(Bounding box annotations)
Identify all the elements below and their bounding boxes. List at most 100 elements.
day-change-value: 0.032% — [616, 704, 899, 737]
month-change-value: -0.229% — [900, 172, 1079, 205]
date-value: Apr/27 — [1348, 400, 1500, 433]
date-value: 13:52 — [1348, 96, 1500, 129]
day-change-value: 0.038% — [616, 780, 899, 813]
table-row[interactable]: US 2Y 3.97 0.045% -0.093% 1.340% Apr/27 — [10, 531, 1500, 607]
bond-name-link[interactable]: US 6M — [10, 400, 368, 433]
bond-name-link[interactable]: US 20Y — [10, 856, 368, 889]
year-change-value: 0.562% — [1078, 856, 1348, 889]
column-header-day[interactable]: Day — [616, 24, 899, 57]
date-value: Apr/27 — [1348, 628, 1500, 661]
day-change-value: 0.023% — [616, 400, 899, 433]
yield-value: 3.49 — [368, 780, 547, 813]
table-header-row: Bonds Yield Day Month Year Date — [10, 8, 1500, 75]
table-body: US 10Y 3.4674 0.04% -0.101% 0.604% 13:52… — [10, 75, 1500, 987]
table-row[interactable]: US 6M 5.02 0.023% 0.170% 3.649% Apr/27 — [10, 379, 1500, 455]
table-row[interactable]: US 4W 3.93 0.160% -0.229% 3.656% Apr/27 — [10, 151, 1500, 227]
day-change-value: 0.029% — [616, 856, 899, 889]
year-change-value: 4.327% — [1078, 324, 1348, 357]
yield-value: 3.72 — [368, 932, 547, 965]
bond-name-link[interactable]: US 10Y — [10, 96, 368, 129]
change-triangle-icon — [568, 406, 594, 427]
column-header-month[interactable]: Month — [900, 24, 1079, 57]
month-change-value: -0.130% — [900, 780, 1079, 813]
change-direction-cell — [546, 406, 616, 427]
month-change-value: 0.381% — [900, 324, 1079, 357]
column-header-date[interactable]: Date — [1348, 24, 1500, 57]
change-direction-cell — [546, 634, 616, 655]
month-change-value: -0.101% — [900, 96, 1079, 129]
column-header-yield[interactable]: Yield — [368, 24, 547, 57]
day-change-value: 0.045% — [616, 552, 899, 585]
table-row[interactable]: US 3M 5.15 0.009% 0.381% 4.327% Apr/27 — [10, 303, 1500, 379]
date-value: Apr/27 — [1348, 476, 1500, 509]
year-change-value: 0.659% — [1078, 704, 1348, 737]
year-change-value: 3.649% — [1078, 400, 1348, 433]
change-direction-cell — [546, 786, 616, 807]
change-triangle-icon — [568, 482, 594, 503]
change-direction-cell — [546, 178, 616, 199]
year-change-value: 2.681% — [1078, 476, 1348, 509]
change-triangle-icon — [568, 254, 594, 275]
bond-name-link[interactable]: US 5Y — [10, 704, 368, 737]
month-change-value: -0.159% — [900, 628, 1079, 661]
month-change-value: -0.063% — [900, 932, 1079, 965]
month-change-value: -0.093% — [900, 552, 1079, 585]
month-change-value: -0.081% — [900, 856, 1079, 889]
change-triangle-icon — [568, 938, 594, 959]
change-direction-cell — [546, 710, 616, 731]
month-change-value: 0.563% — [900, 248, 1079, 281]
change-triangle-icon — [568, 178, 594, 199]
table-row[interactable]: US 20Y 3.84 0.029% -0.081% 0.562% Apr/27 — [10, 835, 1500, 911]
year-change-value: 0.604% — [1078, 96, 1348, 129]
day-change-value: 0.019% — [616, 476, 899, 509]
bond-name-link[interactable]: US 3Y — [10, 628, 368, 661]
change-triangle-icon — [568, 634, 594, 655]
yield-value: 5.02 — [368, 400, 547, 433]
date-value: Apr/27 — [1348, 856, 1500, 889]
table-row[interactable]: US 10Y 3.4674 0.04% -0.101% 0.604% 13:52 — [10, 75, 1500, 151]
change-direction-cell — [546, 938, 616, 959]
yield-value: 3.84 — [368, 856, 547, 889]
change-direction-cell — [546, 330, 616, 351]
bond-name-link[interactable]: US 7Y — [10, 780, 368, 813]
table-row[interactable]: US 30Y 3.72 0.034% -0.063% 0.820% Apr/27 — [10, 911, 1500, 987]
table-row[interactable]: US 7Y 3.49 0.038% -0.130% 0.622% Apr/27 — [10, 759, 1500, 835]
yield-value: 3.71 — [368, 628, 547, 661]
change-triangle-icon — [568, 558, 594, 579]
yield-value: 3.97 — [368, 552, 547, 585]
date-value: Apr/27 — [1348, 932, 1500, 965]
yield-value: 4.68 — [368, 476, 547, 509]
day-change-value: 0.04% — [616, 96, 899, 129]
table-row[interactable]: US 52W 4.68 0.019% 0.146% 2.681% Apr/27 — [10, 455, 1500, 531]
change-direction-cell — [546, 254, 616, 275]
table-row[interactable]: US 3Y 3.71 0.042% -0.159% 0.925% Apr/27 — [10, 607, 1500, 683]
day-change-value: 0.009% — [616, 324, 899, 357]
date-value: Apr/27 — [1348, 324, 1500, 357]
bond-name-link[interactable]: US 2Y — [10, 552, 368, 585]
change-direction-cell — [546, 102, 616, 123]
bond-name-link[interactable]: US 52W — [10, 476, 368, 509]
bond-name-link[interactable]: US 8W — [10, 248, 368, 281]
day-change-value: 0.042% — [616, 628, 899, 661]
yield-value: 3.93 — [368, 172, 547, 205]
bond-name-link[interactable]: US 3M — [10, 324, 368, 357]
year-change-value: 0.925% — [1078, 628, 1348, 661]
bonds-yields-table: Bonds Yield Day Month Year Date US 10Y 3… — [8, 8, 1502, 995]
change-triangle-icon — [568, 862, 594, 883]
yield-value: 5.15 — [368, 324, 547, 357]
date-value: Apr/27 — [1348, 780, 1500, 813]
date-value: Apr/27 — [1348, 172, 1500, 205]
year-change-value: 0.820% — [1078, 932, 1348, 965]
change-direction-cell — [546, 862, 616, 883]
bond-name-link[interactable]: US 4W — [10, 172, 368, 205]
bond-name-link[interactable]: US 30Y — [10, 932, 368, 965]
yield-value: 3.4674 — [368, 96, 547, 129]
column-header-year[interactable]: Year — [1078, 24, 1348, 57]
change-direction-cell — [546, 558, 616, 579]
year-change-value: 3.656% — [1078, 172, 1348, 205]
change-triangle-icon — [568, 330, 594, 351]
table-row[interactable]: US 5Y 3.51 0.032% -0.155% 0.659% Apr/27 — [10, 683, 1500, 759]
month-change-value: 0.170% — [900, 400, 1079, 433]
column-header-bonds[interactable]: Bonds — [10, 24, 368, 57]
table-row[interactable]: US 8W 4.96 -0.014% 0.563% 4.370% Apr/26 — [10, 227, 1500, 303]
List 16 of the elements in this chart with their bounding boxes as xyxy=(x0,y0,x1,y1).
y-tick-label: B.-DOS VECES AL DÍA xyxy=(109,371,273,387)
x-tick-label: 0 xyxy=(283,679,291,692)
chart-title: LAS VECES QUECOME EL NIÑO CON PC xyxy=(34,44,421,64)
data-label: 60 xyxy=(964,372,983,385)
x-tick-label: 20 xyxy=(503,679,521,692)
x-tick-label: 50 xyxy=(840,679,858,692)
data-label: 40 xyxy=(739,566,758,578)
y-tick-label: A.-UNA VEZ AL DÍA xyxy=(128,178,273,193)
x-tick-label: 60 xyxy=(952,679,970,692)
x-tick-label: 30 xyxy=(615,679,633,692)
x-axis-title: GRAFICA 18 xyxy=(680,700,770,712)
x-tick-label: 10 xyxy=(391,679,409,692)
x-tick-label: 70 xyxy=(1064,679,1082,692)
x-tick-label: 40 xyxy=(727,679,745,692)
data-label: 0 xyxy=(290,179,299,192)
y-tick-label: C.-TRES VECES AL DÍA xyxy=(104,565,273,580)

**WHAT YOU HAVE TO DO**.
Copy out the lines of the records from the very first one through the line containing "bond-name-link[interactable]: US 20Y", including that line.

**OUTPUT BELOW**.
Identify all the elements below and their bounding boxes. List at most 100 elements.
day-change-value: 0.032% — [616, 704, 899, 737]
month-change-value: -0.229% — [900, 172, 1079, 205]
date-value: Apr/27 — [1348, 400, 1500, 433]
date-value: 13:52 — [1348, 96, 1500, 129]
day-change-value: 0.038% — [616, 780, 899, 813]
table-row[interactable]: US 2Y 3.97 0.045% -0.093% 1.340% Apr/27 — [10, 531, 1500, 607]
bond-name-link[interactable]: US 6M — [10, 400, 368, 433]
bond-name-link[interactable]: US 20Y — [10, 856, 368, 889]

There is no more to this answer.